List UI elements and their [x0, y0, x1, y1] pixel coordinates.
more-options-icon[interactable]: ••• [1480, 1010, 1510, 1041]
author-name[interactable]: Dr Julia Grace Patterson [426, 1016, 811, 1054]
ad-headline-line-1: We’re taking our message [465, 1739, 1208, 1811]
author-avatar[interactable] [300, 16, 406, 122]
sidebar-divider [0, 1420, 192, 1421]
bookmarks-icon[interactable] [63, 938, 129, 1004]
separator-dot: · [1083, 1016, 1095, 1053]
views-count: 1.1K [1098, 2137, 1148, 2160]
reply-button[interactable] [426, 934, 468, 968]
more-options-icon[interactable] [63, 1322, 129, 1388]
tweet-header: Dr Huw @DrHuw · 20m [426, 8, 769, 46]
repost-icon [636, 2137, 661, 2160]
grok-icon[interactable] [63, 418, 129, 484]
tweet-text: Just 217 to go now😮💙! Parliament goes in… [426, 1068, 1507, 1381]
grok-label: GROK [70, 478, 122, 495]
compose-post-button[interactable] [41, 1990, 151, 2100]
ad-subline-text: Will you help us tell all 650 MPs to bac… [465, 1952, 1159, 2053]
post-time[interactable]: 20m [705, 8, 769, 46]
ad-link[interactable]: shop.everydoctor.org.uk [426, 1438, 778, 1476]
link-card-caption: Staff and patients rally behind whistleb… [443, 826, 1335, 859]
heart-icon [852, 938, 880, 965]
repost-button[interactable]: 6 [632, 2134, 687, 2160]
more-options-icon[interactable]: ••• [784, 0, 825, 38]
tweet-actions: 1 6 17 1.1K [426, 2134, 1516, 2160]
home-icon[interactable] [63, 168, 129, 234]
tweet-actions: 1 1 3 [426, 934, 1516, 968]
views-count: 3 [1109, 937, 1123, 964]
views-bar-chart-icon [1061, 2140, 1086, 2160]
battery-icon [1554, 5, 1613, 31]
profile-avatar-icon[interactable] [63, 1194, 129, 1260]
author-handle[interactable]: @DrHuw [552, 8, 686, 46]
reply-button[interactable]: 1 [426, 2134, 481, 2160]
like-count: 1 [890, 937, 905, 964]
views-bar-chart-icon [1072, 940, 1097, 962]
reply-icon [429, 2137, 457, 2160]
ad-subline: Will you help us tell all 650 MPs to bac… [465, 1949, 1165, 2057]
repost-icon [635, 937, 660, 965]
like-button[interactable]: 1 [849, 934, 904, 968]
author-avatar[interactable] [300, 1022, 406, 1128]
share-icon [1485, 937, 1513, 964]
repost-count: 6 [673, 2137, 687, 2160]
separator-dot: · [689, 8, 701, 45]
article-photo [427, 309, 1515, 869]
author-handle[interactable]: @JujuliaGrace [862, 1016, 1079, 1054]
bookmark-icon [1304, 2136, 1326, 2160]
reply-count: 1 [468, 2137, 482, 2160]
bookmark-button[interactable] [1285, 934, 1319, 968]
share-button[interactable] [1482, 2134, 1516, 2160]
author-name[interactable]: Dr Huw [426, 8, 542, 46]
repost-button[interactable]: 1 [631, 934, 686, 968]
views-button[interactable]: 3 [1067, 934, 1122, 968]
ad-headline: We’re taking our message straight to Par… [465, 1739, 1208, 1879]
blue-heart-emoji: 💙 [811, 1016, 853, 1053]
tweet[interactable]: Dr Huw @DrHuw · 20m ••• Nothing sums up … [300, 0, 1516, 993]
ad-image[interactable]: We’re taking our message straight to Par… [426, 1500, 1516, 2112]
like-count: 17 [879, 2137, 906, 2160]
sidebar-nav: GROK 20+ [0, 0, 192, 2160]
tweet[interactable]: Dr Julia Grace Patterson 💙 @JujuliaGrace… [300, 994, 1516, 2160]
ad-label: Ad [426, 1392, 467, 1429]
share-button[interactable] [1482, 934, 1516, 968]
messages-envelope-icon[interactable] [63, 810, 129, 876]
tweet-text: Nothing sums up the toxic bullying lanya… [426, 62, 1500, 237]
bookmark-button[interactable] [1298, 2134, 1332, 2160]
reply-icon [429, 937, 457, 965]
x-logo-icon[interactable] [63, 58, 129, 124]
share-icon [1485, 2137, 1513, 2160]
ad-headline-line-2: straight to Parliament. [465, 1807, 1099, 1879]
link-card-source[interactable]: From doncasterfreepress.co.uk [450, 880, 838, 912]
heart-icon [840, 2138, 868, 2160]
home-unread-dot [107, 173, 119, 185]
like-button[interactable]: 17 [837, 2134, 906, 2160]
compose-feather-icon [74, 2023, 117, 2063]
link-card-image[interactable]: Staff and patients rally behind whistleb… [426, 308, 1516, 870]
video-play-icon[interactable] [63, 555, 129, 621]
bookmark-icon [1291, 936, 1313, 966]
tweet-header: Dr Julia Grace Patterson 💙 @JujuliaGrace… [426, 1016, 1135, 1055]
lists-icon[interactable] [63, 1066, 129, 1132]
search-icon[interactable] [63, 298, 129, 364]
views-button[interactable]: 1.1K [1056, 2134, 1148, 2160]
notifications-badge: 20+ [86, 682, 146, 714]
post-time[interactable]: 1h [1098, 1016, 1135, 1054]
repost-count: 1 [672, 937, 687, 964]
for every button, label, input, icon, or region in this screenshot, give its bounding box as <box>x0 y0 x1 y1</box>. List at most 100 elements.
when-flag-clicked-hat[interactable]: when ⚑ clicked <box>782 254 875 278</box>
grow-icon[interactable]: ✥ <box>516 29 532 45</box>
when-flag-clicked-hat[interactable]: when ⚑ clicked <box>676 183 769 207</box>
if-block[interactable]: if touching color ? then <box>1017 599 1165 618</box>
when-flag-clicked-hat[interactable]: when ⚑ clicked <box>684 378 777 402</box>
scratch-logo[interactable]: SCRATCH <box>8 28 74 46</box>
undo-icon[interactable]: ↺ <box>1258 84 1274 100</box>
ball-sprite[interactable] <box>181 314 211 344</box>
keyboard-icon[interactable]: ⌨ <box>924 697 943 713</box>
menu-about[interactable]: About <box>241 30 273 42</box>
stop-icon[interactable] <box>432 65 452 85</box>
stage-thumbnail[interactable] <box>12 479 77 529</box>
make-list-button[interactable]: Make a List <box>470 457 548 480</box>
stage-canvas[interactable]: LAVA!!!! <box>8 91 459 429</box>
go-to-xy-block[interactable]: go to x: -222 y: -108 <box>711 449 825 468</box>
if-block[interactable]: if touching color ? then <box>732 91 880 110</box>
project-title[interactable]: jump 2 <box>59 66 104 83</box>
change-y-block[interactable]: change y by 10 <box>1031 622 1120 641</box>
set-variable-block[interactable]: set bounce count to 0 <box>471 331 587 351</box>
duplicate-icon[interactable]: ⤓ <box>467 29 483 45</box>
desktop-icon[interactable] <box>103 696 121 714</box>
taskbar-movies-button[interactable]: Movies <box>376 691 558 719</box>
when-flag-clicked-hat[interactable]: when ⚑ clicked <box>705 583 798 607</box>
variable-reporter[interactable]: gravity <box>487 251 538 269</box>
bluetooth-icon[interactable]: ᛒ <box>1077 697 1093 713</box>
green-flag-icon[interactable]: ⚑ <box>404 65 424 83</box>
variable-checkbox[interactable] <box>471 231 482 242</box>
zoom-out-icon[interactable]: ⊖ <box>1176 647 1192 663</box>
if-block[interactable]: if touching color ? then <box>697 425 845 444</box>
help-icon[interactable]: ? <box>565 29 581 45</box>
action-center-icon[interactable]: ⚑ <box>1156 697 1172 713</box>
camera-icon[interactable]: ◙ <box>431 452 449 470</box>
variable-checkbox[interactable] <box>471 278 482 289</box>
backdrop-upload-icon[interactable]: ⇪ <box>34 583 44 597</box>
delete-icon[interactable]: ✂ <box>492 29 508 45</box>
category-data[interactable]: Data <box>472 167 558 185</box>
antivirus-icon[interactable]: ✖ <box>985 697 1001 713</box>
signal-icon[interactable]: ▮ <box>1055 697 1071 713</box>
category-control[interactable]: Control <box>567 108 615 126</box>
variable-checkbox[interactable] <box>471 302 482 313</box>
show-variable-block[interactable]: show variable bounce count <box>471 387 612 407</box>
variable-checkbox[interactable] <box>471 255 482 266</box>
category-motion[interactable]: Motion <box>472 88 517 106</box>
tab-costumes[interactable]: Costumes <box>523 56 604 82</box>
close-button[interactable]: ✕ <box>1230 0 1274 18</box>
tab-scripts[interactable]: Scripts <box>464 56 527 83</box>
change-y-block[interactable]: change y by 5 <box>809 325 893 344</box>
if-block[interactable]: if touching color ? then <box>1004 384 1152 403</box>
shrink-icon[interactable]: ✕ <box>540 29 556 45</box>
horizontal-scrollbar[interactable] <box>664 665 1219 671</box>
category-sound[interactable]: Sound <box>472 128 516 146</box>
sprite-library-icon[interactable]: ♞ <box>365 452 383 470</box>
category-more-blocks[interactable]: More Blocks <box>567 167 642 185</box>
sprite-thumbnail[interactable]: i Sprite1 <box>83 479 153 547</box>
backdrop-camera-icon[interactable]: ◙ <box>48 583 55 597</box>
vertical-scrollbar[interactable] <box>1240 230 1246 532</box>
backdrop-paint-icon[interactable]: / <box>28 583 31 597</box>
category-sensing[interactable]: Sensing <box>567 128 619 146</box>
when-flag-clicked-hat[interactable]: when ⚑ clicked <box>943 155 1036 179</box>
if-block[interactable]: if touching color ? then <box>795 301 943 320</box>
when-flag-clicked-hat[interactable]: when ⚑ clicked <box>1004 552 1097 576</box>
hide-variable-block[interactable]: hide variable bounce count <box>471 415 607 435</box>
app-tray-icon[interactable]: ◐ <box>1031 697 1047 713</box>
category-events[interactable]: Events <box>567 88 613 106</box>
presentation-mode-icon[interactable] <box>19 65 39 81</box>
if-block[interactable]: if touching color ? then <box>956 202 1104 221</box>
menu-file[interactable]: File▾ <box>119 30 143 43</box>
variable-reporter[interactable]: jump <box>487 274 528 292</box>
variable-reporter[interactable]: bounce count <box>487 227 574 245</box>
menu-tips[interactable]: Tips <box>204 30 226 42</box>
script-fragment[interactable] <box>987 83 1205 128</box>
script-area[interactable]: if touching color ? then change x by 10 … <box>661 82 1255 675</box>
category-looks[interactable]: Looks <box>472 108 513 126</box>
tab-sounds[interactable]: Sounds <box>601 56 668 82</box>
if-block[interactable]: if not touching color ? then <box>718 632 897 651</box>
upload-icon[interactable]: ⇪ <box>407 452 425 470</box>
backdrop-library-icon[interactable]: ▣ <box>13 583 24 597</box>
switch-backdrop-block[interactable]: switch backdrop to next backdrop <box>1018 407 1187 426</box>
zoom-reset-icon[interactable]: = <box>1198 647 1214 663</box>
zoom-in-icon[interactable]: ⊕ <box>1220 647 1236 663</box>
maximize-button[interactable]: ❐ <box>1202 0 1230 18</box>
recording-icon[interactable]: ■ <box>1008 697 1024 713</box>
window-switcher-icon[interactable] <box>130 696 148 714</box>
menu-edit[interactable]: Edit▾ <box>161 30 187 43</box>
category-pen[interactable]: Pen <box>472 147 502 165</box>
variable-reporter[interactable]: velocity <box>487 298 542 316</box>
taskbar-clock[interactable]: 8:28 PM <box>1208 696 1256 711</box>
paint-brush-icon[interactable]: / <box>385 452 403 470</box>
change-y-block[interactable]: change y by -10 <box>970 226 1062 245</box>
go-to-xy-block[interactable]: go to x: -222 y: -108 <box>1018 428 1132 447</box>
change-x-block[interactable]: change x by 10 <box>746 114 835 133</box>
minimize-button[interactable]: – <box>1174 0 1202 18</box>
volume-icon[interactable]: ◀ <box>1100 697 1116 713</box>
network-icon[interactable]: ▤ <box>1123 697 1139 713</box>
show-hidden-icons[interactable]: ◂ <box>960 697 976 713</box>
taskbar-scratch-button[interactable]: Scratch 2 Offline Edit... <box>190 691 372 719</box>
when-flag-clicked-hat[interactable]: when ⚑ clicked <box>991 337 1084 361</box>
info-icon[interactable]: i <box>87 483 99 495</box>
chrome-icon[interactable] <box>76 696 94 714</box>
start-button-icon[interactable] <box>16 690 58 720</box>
■ ■ ■ ■ ■ ■ ■
What you will do:
I need each line from the listing where the word "handle" occurs.

Task solution:
author-handle[interactable]: @DrHuw [552, 8, 686, 46]
author-handle[interactable]: @JujuliaGrace [862, 1016, 1079, 1054]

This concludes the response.